**** Extracted records

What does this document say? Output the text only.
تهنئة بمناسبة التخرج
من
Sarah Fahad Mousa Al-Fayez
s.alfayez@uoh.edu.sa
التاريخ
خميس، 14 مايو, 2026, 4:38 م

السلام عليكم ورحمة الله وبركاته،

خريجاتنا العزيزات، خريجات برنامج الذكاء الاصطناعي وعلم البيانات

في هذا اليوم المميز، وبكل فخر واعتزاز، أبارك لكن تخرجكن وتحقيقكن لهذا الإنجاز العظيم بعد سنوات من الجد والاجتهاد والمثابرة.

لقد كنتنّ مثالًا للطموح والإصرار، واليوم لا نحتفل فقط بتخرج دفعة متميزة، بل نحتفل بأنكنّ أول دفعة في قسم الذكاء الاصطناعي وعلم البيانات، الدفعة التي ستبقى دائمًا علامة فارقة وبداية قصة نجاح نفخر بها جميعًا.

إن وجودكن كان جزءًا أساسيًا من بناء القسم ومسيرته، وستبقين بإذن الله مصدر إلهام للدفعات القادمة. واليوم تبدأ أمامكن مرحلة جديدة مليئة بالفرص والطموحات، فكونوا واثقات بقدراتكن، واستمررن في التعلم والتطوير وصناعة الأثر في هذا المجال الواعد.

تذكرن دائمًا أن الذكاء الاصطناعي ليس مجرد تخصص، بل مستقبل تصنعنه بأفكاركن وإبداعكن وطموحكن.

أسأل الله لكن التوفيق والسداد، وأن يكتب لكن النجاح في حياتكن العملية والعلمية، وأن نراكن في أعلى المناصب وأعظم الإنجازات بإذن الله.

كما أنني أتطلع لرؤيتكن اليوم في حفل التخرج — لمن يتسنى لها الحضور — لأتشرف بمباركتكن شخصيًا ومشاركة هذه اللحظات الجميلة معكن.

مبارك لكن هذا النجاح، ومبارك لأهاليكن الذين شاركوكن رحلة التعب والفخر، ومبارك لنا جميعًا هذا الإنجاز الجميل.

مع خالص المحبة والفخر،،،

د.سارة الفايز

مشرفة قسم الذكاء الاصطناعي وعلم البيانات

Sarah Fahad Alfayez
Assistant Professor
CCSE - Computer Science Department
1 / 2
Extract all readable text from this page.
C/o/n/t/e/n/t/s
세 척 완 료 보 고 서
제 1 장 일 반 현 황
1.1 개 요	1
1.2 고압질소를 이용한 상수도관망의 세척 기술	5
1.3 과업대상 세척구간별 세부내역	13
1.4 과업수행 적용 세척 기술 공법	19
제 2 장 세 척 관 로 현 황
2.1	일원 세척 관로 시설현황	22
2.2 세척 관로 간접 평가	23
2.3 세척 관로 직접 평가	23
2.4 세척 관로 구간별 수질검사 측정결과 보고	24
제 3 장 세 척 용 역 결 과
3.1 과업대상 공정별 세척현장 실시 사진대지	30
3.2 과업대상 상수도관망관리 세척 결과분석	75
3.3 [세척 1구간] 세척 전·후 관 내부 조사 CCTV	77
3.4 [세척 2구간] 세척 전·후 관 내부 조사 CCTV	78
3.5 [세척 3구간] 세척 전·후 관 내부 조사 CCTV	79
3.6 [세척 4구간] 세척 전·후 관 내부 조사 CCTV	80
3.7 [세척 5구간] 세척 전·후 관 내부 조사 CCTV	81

********

• [Exercise objective]: Say how many lines in the records hold "والفخر", with the number as the whole reply.

• [Answer below]: 2